>>>
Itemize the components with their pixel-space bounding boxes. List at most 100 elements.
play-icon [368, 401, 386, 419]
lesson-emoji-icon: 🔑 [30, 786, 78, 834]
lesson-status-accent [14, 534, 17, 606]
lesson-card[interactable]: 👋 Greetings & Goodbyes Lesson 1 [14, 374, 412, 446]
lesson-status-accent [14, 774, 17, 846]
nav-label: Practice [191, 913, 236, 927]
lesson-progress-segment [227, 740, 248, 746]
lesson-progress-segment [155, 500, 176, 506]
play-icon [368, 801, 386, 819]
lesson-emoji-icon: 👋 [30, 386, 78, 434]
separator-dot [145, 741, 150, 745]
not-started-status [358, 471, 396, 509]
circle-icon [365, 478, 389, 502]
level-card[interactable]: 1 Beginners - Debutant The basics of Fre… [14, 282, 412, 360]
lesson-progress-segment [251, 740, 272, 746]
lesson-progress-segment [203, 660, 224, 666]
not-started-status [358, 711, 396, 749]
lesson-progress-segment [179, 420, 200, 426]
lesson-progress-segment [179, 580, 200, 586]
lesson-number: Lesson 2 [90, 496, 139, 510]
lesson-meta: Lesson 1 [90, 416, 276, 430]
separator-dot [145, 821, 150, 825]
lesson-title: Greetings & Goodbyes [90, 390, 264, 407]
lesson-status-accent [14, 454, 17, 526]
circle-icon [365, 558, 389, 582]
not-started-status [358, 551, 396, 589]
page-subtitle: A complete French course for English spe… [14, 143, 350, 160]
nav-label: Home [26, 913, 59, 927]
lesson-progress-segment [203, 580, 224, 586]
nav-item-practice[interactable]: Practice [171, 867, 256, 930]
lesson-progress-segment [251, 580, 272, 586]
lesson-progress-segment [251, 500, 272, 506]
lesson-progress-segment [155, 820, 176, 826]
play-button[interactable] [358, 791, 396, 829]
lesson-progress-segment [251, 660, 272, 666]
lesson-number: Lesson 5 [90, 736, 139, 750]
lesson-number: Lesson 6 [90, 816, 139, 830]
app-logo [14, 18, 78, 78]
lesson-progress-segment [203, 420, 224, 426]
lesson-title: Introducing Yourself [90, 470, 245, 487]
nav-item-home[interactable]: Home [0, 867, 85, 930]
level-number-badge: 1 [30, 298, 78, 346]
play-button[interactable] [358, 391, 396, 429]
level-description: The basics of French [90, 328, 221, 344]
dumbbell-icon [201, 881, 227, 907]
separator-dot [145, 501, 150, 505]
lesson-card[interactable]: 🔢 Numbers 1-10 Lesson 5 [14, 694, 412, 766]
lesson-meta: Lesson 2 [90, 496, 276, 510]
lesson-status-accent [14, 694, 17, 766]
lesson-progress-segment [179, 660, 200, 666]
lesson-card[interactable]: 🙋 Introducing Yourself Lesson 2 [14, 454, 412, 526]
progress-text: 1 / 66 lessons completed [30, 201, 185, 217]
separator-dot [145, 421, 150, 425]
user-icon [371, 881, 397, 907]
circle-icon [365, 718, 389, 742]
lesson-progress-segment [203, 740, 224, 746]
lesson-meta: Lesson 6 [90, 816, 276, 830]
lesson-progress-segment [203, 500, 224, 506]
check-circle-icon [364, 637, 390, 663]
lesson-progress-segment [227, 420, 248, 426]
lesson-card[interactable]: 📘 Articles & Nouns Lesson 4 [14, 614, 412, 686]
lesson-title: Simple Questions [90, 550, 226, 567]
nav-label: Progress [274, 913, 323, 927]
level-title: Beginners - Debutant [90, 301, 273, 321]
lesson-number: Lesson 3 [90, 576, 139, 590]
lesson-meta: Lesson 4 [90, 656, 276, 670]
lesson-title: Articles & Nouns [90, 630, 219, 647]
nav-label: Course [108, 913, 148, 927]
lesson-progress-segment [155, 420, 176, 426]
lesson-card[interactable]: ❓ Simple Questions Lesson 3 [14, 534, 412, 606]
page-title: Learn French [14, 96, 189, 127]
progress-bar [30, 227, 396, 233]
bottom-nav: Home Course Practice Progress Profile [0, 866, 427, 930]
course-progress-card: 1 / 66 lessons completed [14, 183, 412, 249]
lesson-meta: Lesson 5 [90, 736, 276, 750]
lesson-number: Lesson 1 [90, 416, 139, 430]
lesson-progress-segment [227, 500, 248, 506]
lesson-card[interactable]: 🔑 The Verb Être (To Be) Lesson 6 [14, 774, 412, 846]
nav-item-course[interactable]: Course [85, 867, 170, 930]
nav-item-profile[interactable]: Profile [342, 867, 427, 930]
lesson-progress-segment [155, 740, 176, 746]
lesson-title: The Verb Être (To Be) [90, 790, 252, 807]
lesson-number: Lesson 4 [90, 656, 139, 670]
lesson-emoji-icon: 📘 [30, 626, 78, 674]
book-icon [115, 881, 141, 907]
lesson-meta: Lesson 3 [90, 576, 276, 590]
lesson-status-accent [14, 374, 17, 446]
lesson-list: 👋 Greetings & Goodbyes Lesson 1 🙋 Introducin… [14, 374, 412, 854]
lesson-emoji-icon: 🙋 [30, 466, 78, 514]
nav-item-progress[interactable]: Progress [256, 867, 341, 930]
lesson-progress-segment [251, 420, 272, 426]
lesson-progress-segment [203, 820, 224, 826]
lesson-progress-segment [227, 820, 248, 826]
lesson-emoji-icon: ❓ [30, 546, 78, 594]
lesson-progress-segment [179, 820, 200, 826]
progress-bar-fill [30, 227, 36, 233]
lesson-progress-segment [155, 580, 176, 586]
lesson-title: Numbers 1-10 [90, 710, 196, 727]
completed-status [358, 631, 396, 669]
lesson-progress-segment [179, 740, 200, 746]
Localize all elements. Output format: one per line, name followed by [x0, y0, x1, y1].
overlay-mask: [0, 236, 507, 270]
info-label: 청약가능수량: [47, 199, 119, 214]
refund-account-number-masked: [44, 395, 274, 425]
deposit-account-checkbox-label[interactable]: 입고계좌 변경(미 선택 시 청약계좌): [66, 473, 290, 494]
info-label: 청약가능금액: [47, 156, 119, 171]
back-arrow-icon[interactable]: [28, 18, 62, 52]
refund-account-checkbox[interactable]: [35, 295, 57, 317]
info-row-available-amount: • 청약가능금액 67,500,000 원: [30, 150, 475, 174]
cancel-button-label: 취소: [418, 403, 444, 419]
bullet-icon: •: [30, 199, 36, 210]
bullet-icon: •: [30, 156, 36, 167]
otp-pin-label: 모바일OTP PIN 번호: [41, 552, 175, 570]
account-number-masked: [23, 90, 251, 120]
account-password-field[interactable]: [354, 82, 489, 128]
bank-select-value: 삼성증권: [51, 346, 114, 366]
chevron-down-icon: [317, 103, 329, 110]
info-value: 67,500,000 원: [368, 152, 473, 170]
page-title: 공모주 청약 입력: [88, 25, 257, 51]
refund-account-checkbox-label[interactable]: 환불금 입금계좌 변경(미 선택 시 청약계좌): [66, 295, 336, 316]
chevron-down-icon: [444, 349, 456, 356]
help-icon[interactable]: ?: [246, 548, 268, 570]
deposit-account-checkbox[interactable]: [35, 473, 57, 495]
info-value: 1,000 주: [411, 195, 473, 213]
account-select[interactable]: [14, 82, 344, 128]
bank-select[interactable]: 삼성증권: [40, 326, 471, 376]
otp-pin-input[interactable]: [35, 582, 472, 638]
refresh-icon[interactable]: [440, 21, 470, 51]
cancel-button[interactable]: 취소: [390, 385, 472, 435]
<<<
#### What the task asks:
Reproduce each of the entries above word for word, keeping every line and character unchanged.

#### Exercise result:
Itemize the components with their pixel-space bounding boxes. List at most 100 elements.
play-icon [368, 401, 386, 419]
lesson-emoji-icon: 🔑 [30, 786, 78, 834]
lesson-status-accent [14, 534, 17, 606]
lesson-card[interactable]: 👋 Greetings & Goodbyes Lesson 1 [14, 374, 412, 446]
lesson-status-accent [14, 774, 17, 846]
nav-label: Practice [191, 913, 236, 927]
lesson-progress-segment [227, 740, 248, 746]
lesson-progress-segment [155, 500, 176, 506]
play-icon [368, 801, 386, 819]
lesson-emoji-icon: 👋 [30, 386, 78, 434]
separator-dot [145, 741, 150, 745]
not-started-status [358, 471, 396, 509]
circle-icon [365, 478, 389, 502]
level-card[interactable]: 1 Beginners - Debutant The basics of Fre… [14, 282, 412, 360]
lesson-progress-segment [251, 740, 272, 746]
lesson-progress-segment [203, 660, 224, 666]
not-started-status [358, 711, 396, 749]
lesson-progress-segment [179, 420, 200, 426]
lesson-progress-segment [179, 580, 200, 586]
lesson-number: Lesson 2 [90, 496, 139, 510]
lesson-meta: Lesson 1 [90, 416, 276, 430]
separator-dot [145, 821, 150, 825]
lesson-title: Greetings & Goodbyes [90, 390, 264, 407]
lesson-status-accent [14, 454, 17, 526]
circle-icon [365, 558, 389, 582]
not-started-status [358, 551, 396, 589]
page-subtitle: A complete French course for English spe… [14, 143, 350, 160]
nav-label: Home [26, 913, 59, 927]
lesson-progress-segment [203, 580, 224, 586]
nav-item-practice[interactable]: Practice [171, 867, 256, 930]
lesson-progress-segment [251, 580, 272, 586]
lesson-progress-segment [251, 500, 272, 506]
lesson-progress-segment [155, 820, 176, 826]
play-button[interactable] [358, 791, 396, 829]
lesson-progress-segment [251, 660, 272, 666]
lesson-number: Lesson 5 [90, 736, 139, 750]
lesson-number: Lesson 6 [90, 816, 139, 830]
app-logo [14, 18, 78, 78]
lesson-progress-segment [203, 420, 224, 426]
lesson-title: Introducing Yourself [90, 470, 245, 487]
nav-item-home[interactable]: Home [0, 867, 85, 930]
level-number-badge: 1 [30, 298, 78, 346]
play-button[interactable] [358, 391, 396, 429]
level-description: The basics of French [90, 328, 221, 344]
dumbbell-icon [201, 881, 227, 907]
separator-dot [145, 501, 150, 505]
lesson-card[interactable]: 🔢 Numbers 1-10 Lesson 5 [14, 694, 412, 766]
lesson-meta: Lesson 2 [90, 496, 276, 510]
lesson-status-accent [14, 694, 17, 766]
lesson-progress-segment [179, 660, 200, 666]
lesson-card[interactable]: 🙋 Introducing Yourself Lesson 2 [14, 454, 412, 526]
progress-text: 1 / 66 lessons completed [30, 201, 185, 217]
separator-dot [145, 421, 150, 425]
user-icon [371, 881, 397, 907]
circle-icon [365, 718, 389, 742]
lesson-progress-segment [203, 740, 224, 746]
lesson-meta: Lesson 6 [90, 816, 276, 830]
lesson-progress-segment [203, 500, 224, 506]
check-circle-icon [364, 637, 390, 663]
lesson-progress-segment [227, 420, 248, 426]
lesson-card[interactable]: 📘 Articles & Nouns Lesson 4 [14, 614, 412, 686]
lesson-title: Simple Questions [90, 550, 226, 567]
nav-label: Progress [274, 913, 323, 927]
level-title: Beginners - Debutant [90, 301, 273, 321]
lesson-number: Lesson 3 [90, 576, 139, 590]
lesson-meta: Lesson 4 [90, 656, 276, 670]
lesson-title: Articles & Nouns [90, 630, 219, 647]
nav-label: Course [108, 913, 148, 927]
lesson-progress-segment [155, 420, 176, 426]
lesson-card[interactable]: ❓ Simple Questions Lesson 3 [14, 534, 412, 606]
page-title: Learn French [14, 96, 189, 127]
progress-bar [30, 227, 396, 233]
bottom-nav: Home Course Practice Progress Profile [0, 866, 427, 930]
course-progress-card: 1 / 66 lessons completed [14, 183, 412, 249]
lesson-meta: Lesson 5 [90, 736, 276, 750]
lesson-number: Lesson 1 [90, 416, 139, 430]
lesson-progress-segment [227, 500, 248, 506]
lesson-card[interactable]: 🔑 The Verb Être (To Be) Lesson 6 [14, 774, 412, 846]
nav-item-course[interactable]: Course [85, 867, 170, 930]
nav-item-profile[interactable]: Profile [342, 867, 427, 930]
lesson-progress-segment [155, 740, 176, 746]
lesson-title: The Verb Être (To Be) [90, 790, 252, 807]
lesson-number: Lesson 4 [90, 656, 139, 670]
lesson-emoji-icon: 📘 [30, 626, 78, 674]
book-icon [115, 881, 141, 907]
lesson-meta: Lesson 3 [90, 576, 276, 590]
lesson-status-accent [14, 374, 17, 446]
lesson-list: 👋 Greetings & Goodbyes Lesson 1 🙋 Introducin… [14, 374, 412, 854]
lesson-emoji-icon: 🙋 [30, 466, 78, 514]
nav-item-progress[interactable]: Progress [256, 867, 341, 930]
lesson-progress-segment [251, 420, 272, 426]
lesson-progress-segment [203, 820, 224, 826]
lesson-progress-segment [227, 820, 248, 826]
lesson-emoji-icon: ❓ [30, 546, 78, 594]
lesson-progress-segment [179, 820, 200, 826]
progress-bar-fill [30, 227, 36, 233]
lesson-progress-segment [155, 580, 176, 586]
lesson-title: Numbers 1-10 [90, 710, 196, 727]
completed-status [358, 631, 396, 669]
lesson-progress-segment [179, 740, 200, 746]
Localize all elements. Output format: one per line, name followed by [x0, y0, x1, y1].
overlay-mask: [0, 236, 507, 270]
info-label: 청약가능수량: [47, 199, 119, 214]
refund-account-number-masked: [44, 395, 274, 425]
deposit-account-checkbox-label[interactable]: 입고계좌 변경(미 선택 시 청약계좌): [66, 473, 290, 494]
info-label: 청약가능금액: [47, 156, 119, 171]
back-arrow-icon[interactable]: [28, 18, 62, 52]
refund-account-checkbox[interactable]: [35, 295, 57, 317]
info-row-available-amount: • 청약가능금액 67,500,000 원: [30, 150, 475, 174]
cancel-button-label: 취소: [418, 403, 444, 419]
bullet-icon: •: [30, 199, 36, 210]
bullet-icon: •: [30, 156, 36, 167]
otp-pin-label: 모바일OTP PIN 번호: [41, 552, 175, 570]
account-number-masked: [23, 90, 251, 120]
account-password-field[interactable]: [354, 82, 489, 128]
bank-select-value: 삼성증권: [51, 346, 114, 366]
chevron-down-icon: [317, 103, 329, 110]
info-value: 67,500,000 원: [368, 152, 473, 170]
page-title: 공모주 청약 입력: [88, 25, 257, 51]
refund-account-checkbox-label[interactable]: 환불금 입금계좌 변경(미 선택 시 청약계좌): [66, 295, 336, 316]
chevron-down-icon: [444, 349, 456, 356]
help-icon[interactable]: ?: [246, 548, 268, 570]
deposit-account-checkbox[interactable]: [35, 473, 57, 495]
info-value: 1,000 주: [411, 195, 473, 213]
account-select[interactable]: [14, 82, 344, 128]
bank-select[interactable]: 삼성증권: [40, 326, 471, 376]
otp-pin-input[interactable]: [35, 582, 472, 638]
refresh-icon[interactable]: [440, 21, 470, 51]
cancel-button[interactable]: 취소: [390, 385, 472, 435]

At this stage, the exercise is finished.